> [WHAT THE TASK REQUIRES]: Transcribe all of the records word for word, but omit the pictures.

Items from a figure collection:
- - - - -

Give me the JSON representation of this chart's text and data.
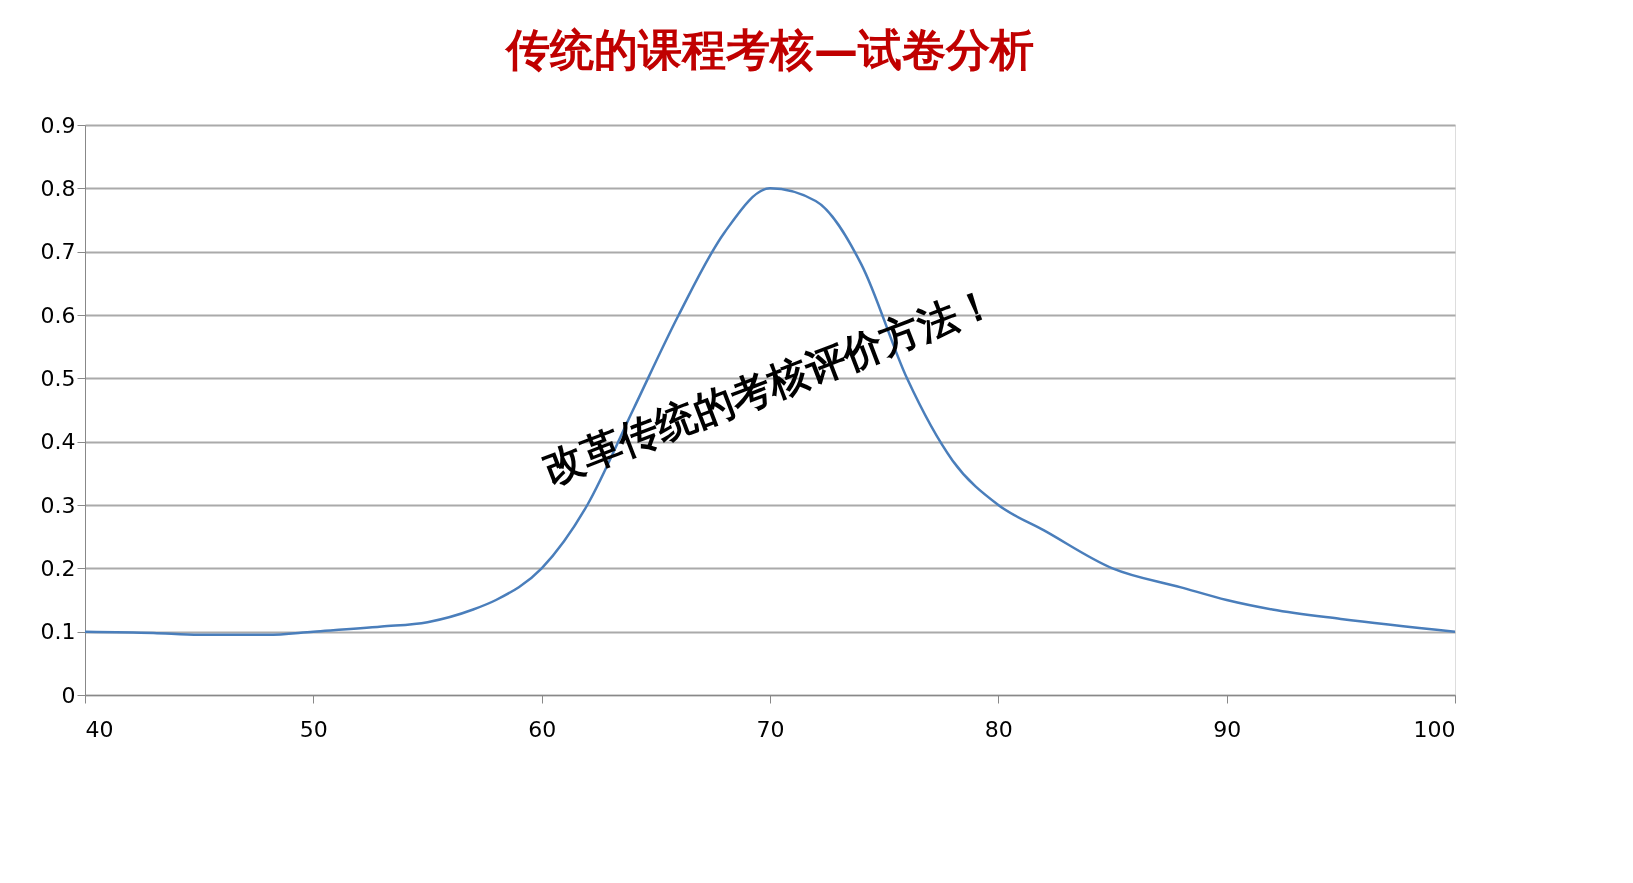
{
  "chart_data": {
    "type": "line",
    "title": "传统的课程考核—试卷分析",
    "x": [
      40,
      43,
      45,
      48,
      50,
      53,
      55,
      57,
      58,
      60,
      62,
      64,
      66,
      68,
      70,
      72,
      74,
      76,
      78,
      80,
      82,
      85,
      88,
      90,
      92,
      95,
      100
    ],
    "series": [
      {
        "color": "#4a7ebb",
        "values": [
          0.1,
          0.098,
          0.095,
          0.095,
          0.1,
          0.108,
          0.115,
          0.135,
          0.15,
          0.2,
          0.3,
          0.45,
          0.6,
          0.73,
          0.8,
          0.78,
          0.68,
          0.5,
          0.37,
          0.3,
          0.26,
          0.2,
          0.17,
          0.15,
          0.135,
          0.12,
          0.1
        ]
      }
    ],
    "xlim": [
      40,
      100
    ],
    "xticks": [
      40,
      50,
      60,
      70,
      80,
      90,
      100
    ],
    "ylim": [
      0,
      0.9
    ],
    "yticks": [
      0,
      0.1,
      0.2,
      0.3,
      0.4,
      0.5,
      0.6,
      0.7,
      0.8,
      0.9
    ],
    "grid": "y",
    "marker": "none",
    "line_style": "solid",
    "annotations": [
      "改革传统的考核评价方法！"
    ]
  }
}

- - - - -

> [COMPLETED EXERCISE]:
Give me the JSON representation of this chart's text and data.
{
  "chart_data": {
    "type": "line",
    "title": "传统的课程考核—试卷分析",
    "x": [
      40,
      43,
      45,
      48,
      50,
      53,
      55,
      57,
      58,
      60,
      62,
      64,
      66,
      68,
      70,
      72,
      74,
      76,
      78,
      80,
      82,
      85,
      88,
      90,
      92,
      95,
      100
    ],
    "series": [
      {
        "color": "#4a7ebb",
        "values": [
          0.1,
          0.098,
          0.095,
          0.095,
          0.1,
          0.108,
          0.115,
          0.135,
          0.15,
          0.2,
          0.3,
          0.45,
          0.6,
          0.73,
          0.8,
          0.78,
          0.68,
          0.5,
          0.37,
          0.3,
          0.26,
          0.2,
          0.17,
          0.15,
          0.135,
          0.12,
          0.1
        ]
      }
    ],
    "xlim": [
      40,
      100
    ],
    "xticks": [
      40,
      50,
      60,
      70,
      80,
      90,
      100
    ],
    "ylim": [
      0,
      0.9
    ],
    "yticks": [
      0,
      0.1,
      0.2,
      0.3,
      0.4,
      0.5,
      0.6,
      0.7,
      0.8,
      0.9
    ],
    "grid": "y",
    "marker": "none",
    "line_style": "solid",
    "annotations": [
      "改革传统的考核评价方法！"
    ]
  }
}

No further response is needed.